AIM OF THE TASK
Report each line of the data that has "профессионального" somewhere in it.

··· WORKING DATA

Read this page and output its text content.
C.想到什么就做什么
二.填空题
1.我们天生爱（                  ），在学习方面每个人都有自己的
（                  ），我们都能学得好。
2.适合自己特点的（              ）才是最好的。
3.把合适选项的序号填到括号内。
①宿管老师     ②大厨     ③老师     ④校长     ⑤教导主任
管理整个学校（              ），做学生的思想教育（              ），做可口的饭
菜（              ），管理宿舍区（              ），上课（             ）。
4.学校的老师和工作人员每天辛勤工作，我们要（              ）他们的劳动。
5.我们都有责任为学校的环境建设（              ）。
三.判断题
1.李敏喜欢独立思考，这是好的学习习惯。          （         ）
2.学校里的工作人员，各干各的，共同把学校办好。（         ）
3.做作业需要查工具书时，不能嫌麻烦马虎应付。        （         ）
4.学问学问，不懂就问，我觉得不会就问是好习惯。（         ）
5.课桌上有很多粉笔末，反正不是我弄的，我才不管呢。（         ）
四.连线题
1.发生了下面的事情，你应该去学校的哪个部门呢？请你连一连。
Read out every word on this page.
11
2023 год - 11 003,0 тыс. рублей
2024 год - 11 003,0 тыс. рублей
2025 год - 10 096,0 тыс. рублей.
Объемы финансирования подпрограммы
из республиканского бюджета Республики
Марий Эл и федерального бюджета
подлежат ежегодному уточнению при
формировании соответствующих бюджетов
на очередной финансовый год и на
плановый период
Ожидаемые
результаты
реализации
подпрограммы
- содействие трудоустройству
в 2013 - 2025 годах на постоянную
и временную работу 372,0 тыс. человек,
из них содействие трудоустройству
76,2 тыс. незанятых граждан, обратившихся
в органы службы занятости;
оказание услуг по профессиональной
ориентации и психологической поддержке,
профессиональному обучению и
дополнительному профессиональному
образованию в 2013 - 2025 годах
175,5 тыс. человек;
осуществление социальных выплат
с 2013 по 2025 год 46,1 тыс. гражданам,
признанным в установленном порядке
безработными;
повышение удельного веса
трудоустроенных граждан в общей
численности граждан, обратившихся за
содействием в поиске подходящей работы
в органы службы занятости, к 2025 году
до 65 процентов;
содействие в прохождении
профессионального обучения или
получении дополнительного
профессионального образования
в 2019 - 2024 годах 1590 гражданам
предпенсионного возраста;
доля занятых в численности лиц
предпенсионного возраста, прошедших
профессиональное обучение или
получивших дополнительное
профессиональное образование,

······

EXERCISE SOLUTION
профессионального обучения или
профессионального образования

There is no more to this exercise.